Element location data
--- BEGIN ---

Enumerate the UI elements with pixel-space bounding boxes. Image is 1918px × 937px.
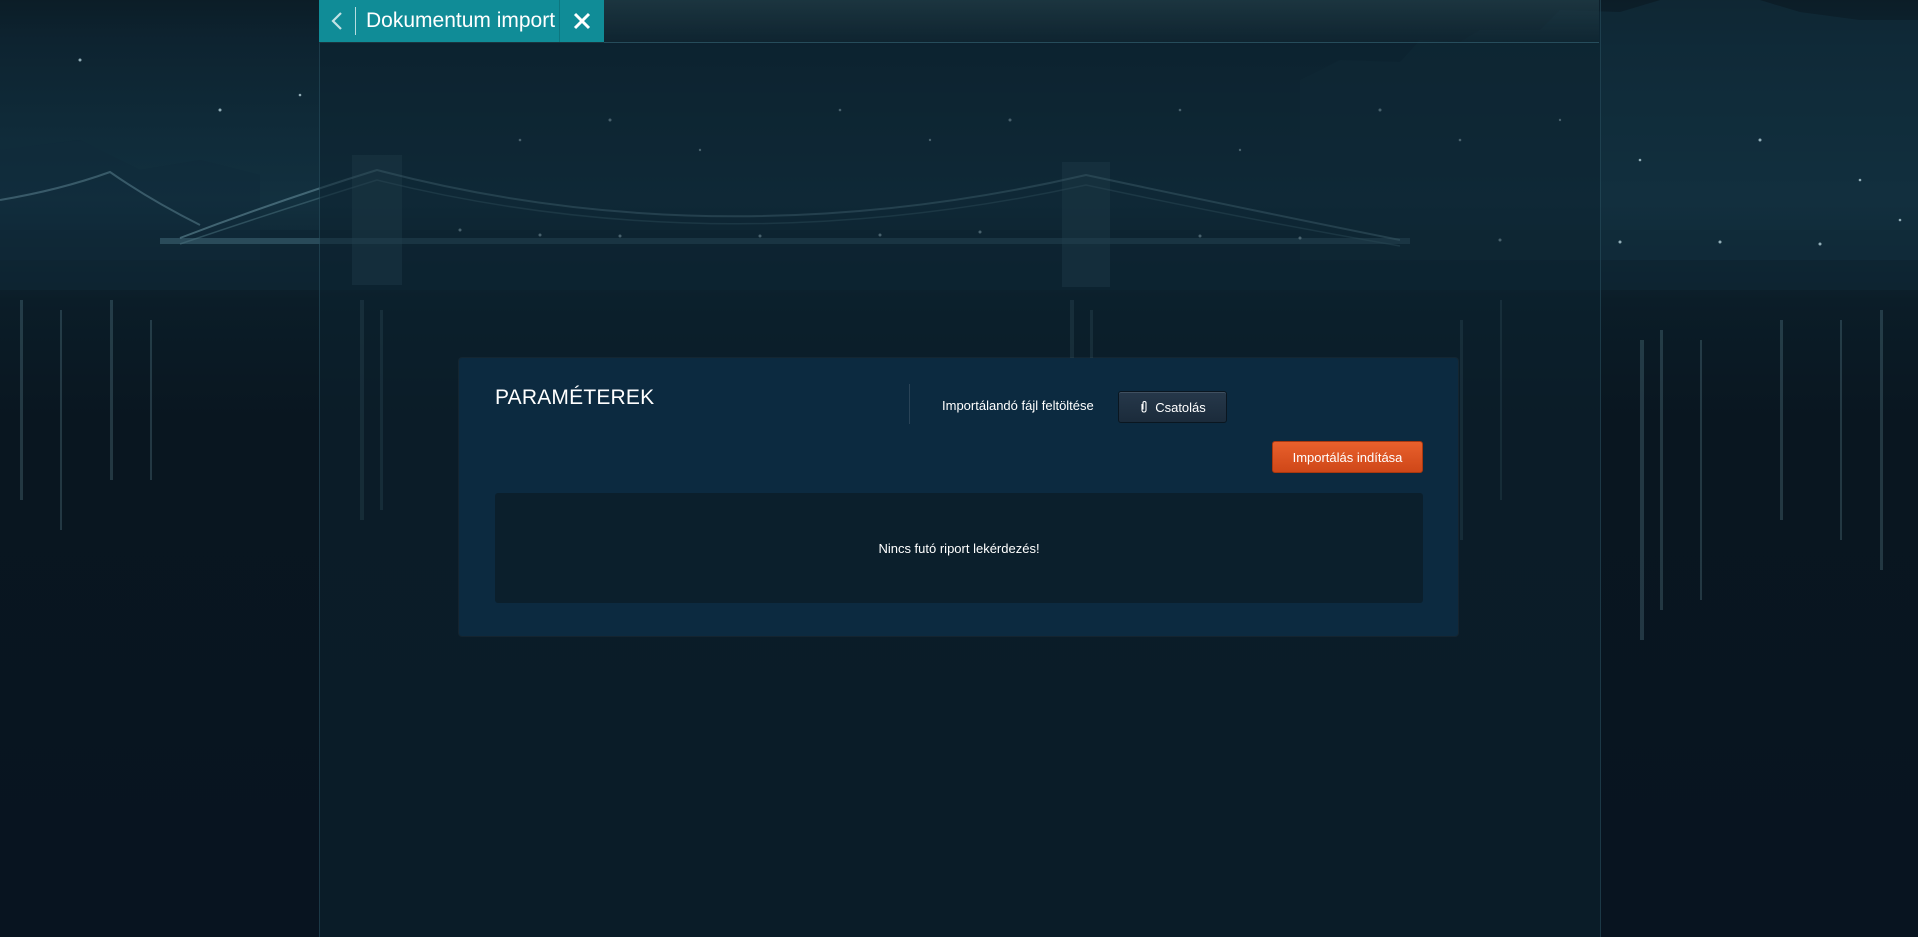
report-status-message: Nincs futó riport lekérdezés! xyxy=(878,540,1040,556)
page-title: Dokumentum import xyxy=(366,9,556,32)
panel-title: PARAMÉTEREK xyxy=(495,386,655,409)
back-button[interactable] xyxy=(319,0,355,42)
vertical-separator xyxy=(909,384,910,424)
report-status-box: Nincs futó riport lekérdezés! xyxy=(495,493,1423,603)
upload-label: Importálandó fájl feltöltése xyxy=(942,398,1094,413)
attach-file-button[interactable]: Csatolás xyxy=(1118,391,1227,423)
close-button[interactable] xyxy=(559,0,604,42)
attach-button-label: Csatolás xyxy=(1155,399,1206,415)
chevron-left-icon xyxy=(331,12,342,30)
start-import-button[interactable]: Importálás indítása xyxy=(1272,441,1423,473)
page-title-tab: Dokumentum import xyxy=(319,0,604,42)
close-icon xyxy=(573,12,591,30)
parameters-panel: PARAMÉTEREK Importálandó fájl feltöltése… xyxy=(459,358,1458,636)
paperclip-icon xyxy=(1141,400,1147,413)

--- END ---

• TASK GOAL:
Retype every line of the entries above without changing anything, leaving out the picture.

• SOLUTION TO THIS TASK:
Enumerate the UI elements with pixel-space bounding boxes. Image is 1918px × 937px.
report-status-message: Nincs futó riport lekérdezés! xyxy=(878,540,1040,556)
page-title: Dokumentum import xyxy=(366,9,556,32)
panel-title: PARAMÉTEREK xyxy=(495,386,655,409)
back-button[interactable] xyxy=(319,0,355,42)
vertical-separator xyxy=(909,384,910,424)
report-status-box: Nincs futó riport lekérdezés! xyxy=(495,493,1423,603)
upload-label: Importálandó fájl feltöltése xyxy=(942,398,1094,413)
attach-file-button[interactable]: Csatolás xyxy=(1118,391,1227,423)
close-button[interactable] xyxy=(559,0,604,42)
attach-button-label: Csatolás xyxy=(1155,399,1206,415)
chevron-left-icon xyxy=(331,12,342,30)
start-import-button[interactable]: Importálás indítása xyxy=(1272,441,1423,473)
page-title-tab: Dokumentum import xyxy=(319,0,604,42)
close-icon xyxy=(573,12,591,30)
parameters-panel: PARAMÉTEREK Importálandó fájl feltöltése… xyxy=(459,358,1458,636)
paperclip-icon xyxy=(1141,400,1147,413)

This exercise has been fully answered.